[Source data]
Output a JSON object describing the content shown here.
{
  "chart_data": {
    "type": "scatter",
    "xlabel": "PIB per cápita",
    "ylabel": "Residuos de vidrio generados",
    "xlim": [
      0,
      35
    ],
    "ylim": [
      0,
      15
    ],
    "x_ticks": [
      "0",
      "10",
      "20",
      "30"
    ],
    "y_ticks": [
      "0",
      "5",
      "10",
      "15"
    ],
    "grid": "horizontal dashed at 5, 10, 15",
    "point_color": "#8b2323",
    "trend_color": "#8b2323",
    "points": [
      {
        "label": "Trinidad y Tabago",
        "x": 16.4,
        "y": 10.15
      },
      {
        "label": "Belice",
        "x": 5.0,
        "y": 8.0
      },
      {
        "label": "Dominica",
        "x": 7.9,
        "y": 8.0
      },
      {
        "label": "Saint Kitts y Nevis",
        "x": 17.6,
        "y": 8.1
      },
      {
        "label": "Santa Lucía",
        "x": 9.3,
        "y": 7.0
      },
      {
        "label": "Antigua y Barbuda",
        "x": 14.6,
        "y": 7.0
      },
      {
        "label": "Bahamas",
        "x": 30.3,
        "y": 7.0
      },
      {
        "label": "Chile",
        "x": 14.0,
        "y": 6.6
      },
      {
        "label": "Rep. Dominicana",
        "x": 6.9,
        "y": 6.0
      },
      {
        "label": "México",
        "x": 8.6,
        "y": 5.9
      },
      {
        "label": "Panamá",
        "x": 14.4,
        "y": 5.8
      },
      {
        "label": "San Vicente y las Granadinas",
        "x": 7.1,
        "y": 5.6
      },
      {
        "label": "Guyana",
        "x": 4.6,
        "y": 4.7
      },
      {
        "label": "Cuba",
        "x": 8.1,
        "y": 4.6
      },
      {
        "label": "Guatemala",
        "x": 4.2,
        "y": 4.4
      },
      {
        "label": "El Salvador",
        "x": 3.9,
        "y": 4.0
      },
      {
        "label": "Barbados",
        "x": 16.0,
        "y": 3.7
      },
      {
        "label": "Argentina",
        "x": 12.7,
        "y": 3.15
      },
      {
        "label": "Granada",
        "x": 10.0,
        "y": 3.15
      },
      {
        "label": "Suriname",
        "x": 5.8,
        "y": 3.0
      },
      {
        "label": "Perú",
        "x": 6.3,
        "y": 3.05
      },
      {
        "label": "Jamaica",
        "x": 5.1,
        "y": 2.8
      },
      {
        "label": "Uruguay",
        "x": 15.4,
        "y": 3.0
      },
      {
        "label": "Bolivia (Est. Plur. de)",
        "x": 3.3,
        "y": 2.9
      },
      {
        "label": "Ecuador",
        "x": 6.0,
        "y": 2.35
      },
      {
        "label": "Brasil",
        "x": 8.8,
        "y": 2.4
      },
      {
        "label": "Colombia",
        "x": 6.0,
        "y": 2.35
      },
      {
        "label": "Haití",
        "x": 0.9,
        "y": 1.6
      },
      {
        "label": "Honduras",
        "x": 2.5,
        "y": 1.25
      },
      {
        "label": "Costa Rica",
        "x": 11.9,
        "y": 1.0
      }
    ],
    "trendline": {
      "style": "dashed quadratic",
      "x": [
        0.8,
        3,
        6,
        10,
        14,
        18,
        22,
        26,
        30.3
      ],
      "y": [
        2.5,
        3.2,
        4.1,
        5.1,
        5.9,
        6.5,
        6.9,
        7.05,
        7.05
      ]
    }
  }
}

* GIVEN TASK:
Reproduce each line of the entries in which the word "dashed" is found.

* EXERCISE ANSWER:
    "grid": "horizontal dashed at 5, 10, 15",
      "style": "dashed quadratic",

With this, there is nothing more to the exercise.